**Input:**
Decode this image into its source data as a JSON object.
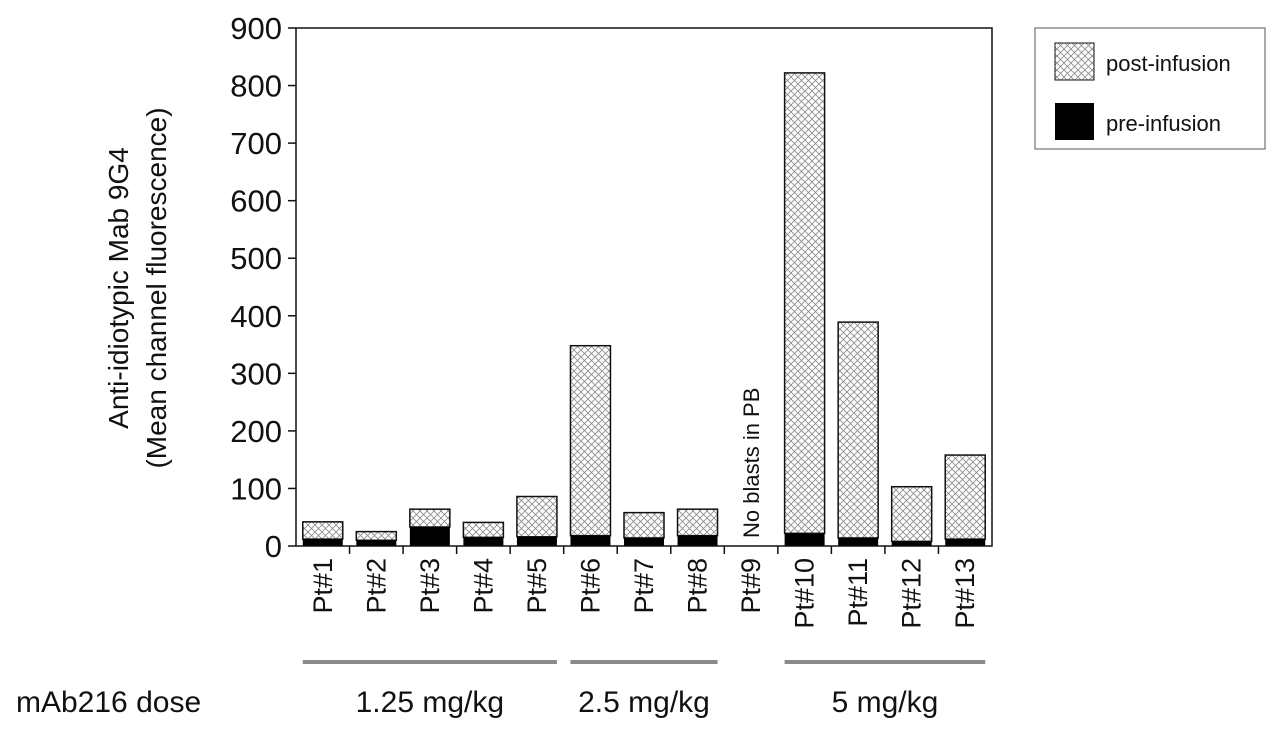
{
  "chart_data": {
    "type": "bar",
    "stacked": true,
    "ylabel": "Anti-idiotypic Mab 9G4",
    "ylabel2": "(Mean channel fluorescence)",
    "ylim": [
      0,
      900
    ],
    "yticks": [
      0,
      100,
      200,
      300,
      400,
      500,
      600,
      700,
      800,
      900
    ],
    "categories": [
      "Pt#1",
      "Pt#2",
      "Pt#3",
      "Pt#4",
      "Pt#5",
      "Pt#6",
      "Pt#7",
      "Pt#8",
      "Pt#9",
      "Pt#10",
      "Pt#11",
      "Pt#12",
      "Pt#13"
    ],
    "series": [
      {
        "name": "pre-infusion",
        "color": "#000000",
        "fill": "solid",
        "values": [
          12,
          10,
          33,
          15,
          16,
          18,
          14,
          18,
          0,
          22,
          14,
          8,
          12
        ]
      },
      {
        "name": "post-infusion",
        "color": "#ffffff",
        "fill": "crosshatch",
        "values": [
          30,
          15,
          31,
          26,
          70,
          330,
          44,
          46,
          0,
          800,
          375,
          95,
          146
        ]
      }
    ],
    "annotation": "No blasts in PB",
    "annotation_category": "Pt#9",
    "legend_position": "top-right",
    "grid": false,
    "dose_label": "mAb216 dose",
    "dose_groups": [
      {
        "label": "1.25 mg/kg",
        "from": "Pt#1",
        "to": "Pt#5"
      },
      {
        "label": "2.5 mg/kg",
        "from": "Pt#6",
        "to": "Pt#8"
      },
      {
        "label": "5 mg/kg",
        "from": "Pt#10",
        "to": "Pt#13"
      }
    ]
  }
}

**What is required:** Return the full material word for word. Do not include the pictures.

**The reply:**
Decode this image into its source data as a JSON object.
{
  "chart_data": {
    "type": "bar",
    "stacked": true,
    "ylabel": "Anti-idiotypic Mab 9G4",
    "ylabel2": "(Mean channel fluorescence)",
    "ylim": [
      0,
      900
    ],
    "yticks": [
      0,
      100,
      200,
      300,
      400,
      500,
      600,
      700,
      800,
      900
    ],
    "categories": [
      "Pt#1",
      "Pt#2",
      "Pt#3",
      "Pt#4",
      "Pt#5",
      "Pt#6",
      "Pt#7",
      "Pt#8",
      "Pt#9",
      "Pt#10",
      "Pt#11",
      "Pt#12",
      "Pt#13"
    ],
    "series": [
      {
        "name": "pre-infusion",
        "color": "#000000",
        "fill": "solid",
        "values": [
          12,
          10,
          33,
          15,
          16,
          18,
          14,
          18,
          0,
          22,
          14,
          8,
          12
        ]
      },
      {
        "name": "post-infusion",
        "color": "#ffffff",
        "fill": "crosshatch",
        "values": [
          30,
          15,
          31,
          26,
          70,
          330,
          44,
          46,
          0,
          800,
          375,
          95,
          146
        ]
      }
    ],
    "annotation": "No blasts in PB",
    "annotation_category": "Pt#9",
    "legend_position": "top-right",
    "grid": false,
    "dose_label": "mAb216 dose",
    "dose_groups": [
      {
        "label": "1.25 mg/kg",
        "from": "Pt#1",
        "to": "Pt#5"
      },
      {
        "label": "2.5 mg/kg",
        "from": "Pt#6",
        "to": "Pt#8"
      },
      {
        "label": "5 mg/kg",
        "from": "Pt#10",
        "to": "Pt#13"
      }
    ]
  }
}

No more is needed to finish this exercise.